> Supplied records
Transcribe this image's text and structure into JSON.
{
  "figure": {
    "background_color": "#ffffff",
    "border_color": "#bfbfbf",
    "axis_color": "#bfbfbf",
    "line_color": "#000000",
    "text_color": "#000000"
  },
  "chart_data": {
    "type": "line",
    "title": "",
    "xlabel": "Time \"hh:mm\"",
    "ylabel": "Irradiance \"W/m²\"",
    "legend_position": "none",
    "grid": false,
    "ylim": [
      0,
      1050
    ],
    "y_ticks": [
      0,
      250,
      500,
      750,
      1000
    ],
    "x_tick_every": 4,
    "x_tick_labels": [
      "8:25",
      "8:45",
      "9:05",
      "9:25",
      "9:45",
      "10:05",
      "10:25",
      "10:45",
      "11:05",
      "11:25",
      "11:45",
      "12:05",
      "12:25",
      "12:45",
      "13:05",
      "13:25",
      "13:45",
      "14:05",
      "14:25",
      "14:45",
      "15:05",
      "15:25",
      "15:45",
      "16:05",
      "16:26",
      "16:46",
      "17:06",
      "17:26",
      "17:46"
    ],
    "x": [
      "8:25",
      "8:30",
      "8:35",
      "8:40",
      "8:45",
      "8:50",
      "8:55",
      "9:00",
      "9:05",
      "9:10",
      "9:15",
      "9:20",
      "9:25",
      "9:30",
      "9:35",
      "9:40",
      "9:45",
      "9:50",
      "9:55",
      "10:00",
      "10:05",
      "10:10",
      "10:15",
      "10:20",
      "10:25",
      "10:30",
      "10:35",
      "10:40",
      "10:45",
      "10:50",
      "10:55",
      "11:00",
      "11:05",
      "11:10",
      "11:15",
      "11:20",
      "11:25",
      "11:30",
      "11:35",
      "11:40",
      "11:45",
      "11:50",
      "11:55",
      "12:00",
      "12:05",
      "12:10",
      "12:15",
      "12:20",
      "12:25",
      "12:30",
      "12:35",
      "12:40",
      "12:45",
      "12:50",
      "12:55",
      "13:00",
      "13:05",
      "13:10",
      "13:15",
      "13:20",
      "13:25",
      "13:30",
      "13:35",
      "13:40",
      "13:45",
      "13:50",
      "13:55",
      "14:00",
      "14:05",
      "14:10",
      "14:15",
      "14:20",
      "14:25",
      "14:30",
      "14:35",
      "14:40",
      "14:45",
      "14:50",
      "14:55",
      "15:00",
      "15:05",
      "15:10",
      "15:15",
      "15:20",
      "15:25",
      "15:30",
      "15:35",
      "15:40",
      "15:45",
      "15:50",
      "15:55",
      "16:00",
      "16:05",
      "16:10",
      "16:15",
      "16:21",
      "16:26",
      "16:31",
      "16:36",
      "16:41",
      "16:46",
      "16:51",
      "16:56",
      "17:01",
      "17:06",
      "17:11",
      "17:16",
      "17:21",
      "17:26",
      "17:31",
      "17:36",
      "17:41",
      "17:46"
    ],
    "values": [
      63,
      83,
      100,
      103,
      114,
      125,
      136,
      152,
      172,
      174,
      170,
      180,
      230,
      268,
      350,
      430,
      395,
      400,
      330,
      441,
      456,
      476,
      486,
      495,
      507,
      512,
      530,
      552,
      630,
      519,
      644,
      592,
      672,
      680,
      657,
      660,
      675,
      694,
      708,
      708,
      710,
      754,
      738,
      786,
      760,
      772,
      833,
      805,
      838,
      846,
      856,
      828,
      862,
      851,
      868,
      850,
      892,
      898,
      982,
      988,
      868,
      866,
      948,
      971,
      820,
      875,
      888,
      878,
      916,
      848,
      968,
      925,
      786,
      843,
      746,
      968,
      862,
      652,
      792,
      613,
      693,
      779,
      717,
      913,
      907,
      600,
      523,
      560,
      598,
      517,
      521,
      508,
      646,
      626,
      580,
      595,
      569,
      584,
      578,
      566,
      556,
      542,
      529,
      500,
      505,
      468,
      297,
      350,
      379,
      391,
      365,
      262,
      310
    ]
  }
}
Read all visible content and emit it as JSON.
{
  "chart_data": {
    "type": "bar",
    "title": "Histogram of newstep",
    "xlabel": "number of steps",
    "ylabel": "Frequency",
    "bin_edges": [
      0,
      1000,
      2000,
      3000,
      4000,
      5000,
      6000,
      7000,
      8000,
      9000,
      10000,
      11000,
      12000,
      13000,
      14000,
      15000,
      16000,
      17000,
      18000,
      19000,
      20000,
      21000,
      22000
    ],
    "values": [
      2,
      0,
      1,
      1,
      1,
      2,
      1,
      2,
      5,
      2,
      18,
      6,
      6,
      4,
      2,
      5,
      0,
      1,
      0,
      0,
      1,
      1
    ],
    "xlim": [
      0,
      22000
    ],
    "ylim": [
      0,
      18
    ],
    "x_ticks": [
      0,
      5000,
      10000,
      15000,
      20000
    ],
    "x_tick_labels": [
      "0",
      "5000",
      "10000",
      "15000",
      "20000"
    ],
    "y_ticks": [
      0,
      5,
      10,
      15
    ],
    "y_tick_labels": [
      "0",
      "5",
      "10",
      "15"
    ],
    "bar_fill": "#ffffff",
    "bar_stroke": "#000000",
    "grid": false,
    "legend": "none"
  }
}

> Task instructions
Find the line containing "Read all visible content and emit it as JSON.". Reproduce it exactly, along with every line after it through the last.

> The answer
Read all visible content and emit it as JSON.
{
  "chart_data": {
    "type": "bar",
    "title": "Histogram of newstep",
    "xlabel": "number of steps",
    "ylabel": "Frequency",
    "bin_edges": [
      0,
      1000,
      2000,
      3000,
      4000,
      5000,
      6000,
      7000,
      8000,
      9000,
      10000,
      11000,
      12000,
      13000,
      14000,
      15000,
      16000,
      17000,
      18000,
      19000,
      20000,
      21000,
      22000
    ],
    "values": [
      2,
      0,
      1,
      1,
      1,
      2,
      1,
      2,
      5,
      2,
      18,
      6,
      6,
      4,
      2,
      5,
      0,
      1,
      0,
      0,
      1,
      1
    ],
    "xlim": [
      0,
      22000
    ],
    "ylim": [
      0,
      18
    ],
    "x_ticks": [
      0,
      5000,
      10000,
      15000,
      20000
    ],
    "x_tick_labels": [
      "0",
      "5000",
      "10000",
      "15000",
      "20000"
    ],
    "y_ticks": [
      0,
      5,
      10,
      15
    ],
    "y_tick_labels": [
      "0",
      "5",
      "10",
      "15"
    ],
    "bar_fill": "#ffffff",
    "bar_stroke": "#000000",
    "grid": false,
    "legend": "none"
  }
}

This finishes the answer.